■ Requirement
Copy out each line exactly as it appears.

■ Material provided
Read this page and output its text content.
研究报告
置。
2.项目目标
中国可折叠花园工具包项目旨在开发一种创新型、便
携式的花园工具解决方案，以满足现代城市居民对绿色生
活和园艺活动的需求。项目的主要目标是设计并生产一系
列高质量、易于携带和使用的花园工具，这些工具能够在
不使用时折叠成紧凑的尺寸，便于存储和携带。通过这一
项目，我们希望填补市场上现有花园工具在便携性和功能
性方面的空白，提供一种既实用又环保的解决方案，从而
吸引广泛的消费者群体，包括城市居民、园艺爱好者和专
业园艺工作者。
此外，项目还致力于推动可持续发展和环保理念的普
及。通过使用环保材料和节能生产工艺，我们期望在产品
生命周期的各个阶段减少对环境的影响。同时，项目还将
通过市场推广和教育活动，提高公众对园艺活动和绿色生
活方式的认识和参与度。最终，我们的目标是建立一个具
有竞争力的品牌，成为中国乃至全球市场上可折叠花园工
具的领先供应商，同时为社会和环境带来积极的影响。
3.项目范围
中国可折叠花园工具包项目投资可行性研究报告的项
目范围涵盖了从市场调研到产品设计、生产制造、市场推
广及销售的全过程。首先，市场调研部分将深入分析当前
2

■ Task output
Read this page and output its text content.
研究报告
置。
2.项目目标
中国可折叠花园工具包项目旨在开发一种创新型、便
携式的花园工具解决方案，以满足现代城市居民对绿色生
活和园艺活动的需求。项目的主要目标是设计并生产一系
列高质量、易于携带和使用的花园工具，这些工具能够在
不使用时折叠成紧凑的尺寸，便于存储和携带。通过这一
项目，我们希望填补市场上现有花园工具在便携性和功能
性方面的空白，提供一种既实用又环保的解决方案，从而
吸引广泛的消费者群体，包括城市居民、园艺爱好者和专
业园艺工作者。
此外，项目还致力于推动可持续发展和环保理念的普
及。通过使用环保材料和节能生产工艺，我们期望在产品
生命周期的各个阶段减少对环境的影响。同时，项目还将
通过市场推广和教育活动，提高公众对园艺活动和绿色生
活方式的认识和参与度。最终，我们的目标是建立一个具
有竞争力的品牌，成为中国乃至全球市场上可折叠花园工
具的领先供应商，同时为社会和环境带来积极的影响。
3.项目范围
中国可折叠花园工具包项目投资可行性研究报告的项
目范围涵盖了从市场调研到产品设计、生产制造、市场推
广及销售的全过程。首先，市场调研部分将深入分析当前
2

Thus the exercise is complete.